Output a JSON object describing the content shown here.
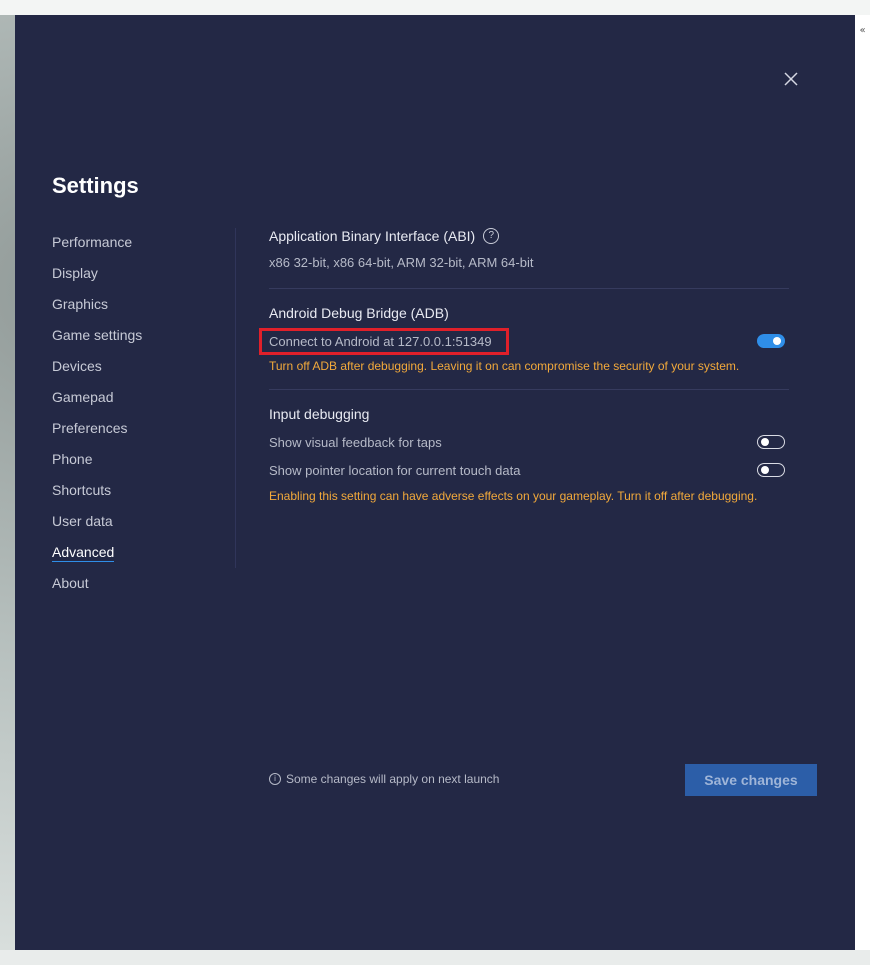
{
  "dialog": {
    "title": "Settings",
    "close_icon": "close-icon"
  },
  "sidebar": {
    "items": [
      {
        "label": "Performance",
        "active": false
      },
      {
        "label": "Display",
        "active": false
      },
      {
        "label": "Graphics",
        "active": false
      },
      {
        "label": "Game settings",
        "active": false
      },
      {
        "label": "Devices",
        "active": false
      },
      {
        "label": "Gamepad",
        "active": false
      },
      {
        "label": "Preferences",
        "active": false
      },
      {
        "label": "Phone",
        "active": false
      },
      {
        "label": "Shortcuts",
        "active": false
      },
      {
        "label": "User data",
        "active": false
      },
      {
        "label": "Advanced",
        "active": true
      },
      {
        "label": "About",
        "active": false
      }
    ]
  },
  "abi": {
    "title": "Application Binary Interface (ABI)",
    "help_icon": "question-circle-icon",
    "value": "x86 32-bit, x86 64-bit, ARM 32-bit, ARM 64-bit"
  },
  "adb": {
    "title": "Android Debug Bridge (ADB)",
    "connect_label": "Connect to Android at 127.0.0.1:51349",
    "connect_enabled": true,
    "warning": "Turn off ADB after debugging. Leaving it on can compromise the security of your system."
  },
  "input_debugging": {
    "title": "Input debugging",
    "options": [
      {
        "label": "Show visual feedback for taps",
        "enabled": false
      },
      {
        "label": "Show pointer location for current touch data",
        "enabled": false
      }
    ],
    "warning": "Enabling this setting can have adverse effects on your gameplay. Turn it off after debugging."
  },
  "footer": {
    "info_icon": "info-circle-icon",
    "note": "Some changes will apply on next launch",
    "save_label": "Save changes"
  },
  "colors": {
    "dialog_bg": "#232845",
    "accent": "#2f8ee8",
    "warning": "#f2a93b",
    "highlight_box": "#e0202a",
    "save_button_bg": "#2c5ea8"
  }
}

###

■ Required task: Quote the records above exactly, leaving out any pictures.

■ Reply to the task:
Output a JSON object describing the content shown here.
{
  "dialog": {
    "title": "Settings",
    "close_icon": "close-icon"
  },
  "sidebar": {
    "items": [
      {
        "label": "Performance",
        "active": false
      },
      {
        "label": "Display",
        "active": false
      },
      {
        "label": "Graphics",
        "active": false
      },
      {
        "label": "Game settings",
        "active": false
      },
      {
        "label": "Devices",
        "active": false
      },
      {
        "label": "Gamepad",
        "active": false
      },
      {
        "label": "Preferences",
        "active": false
      },
      {
        "label": "Phone",
        "active": false
      },
      {
        "label": "Shortcuts",
        "active": false
      },
      {
        "label": "User data",
        "active": false
      },
      {
        "label": "Advanced",
        "active": true
      },
      {
        "label": "About",
        "active": false
      }
    ]
  },
  "abi": {
    "title": "Application Binary Interface (ABI)",
    "help_icon": "question-circle-icon",
    "value": "x86 32-bit, x86 64-bit, ARM 32-bit, ARM 64-bit"
  },
  "adb": {
    "title": "Android Debug Bridge (ADB)",
    "connect_label": "Connect to Android at 127.0.0.1:51349",
    "connect_enabled": true,
    "warning": "Turn off ADB after debugging. Leaving it on can compromise the security of your system."
  },
  "input_debugging": {
    "title": "Input debugging",
    "options": [
      {
        "label": "Show visual feedback for taps",
        "enabled": false
      },
      {
        "label": "Show pointer location for current touch data",
        "enabled": false
      }
    ],
    "warning": "Enabling this setting can have adverse effects on your gameplay. Turn it off after debugging."
  },
  "footer": {
    "info_icon": "info-circle-icon",
    "note": "Some changes will apply on next launch",
    "save_label": "Save changes"
  },
  "colors": {
    "dialog_bg": "#232845",
    "accent": "#2f8ee8",
    "warning": "#f2a93b",
    "highlight_box": "#e0202a",
    "save_button_bg": "#2c5ea8"
  }
}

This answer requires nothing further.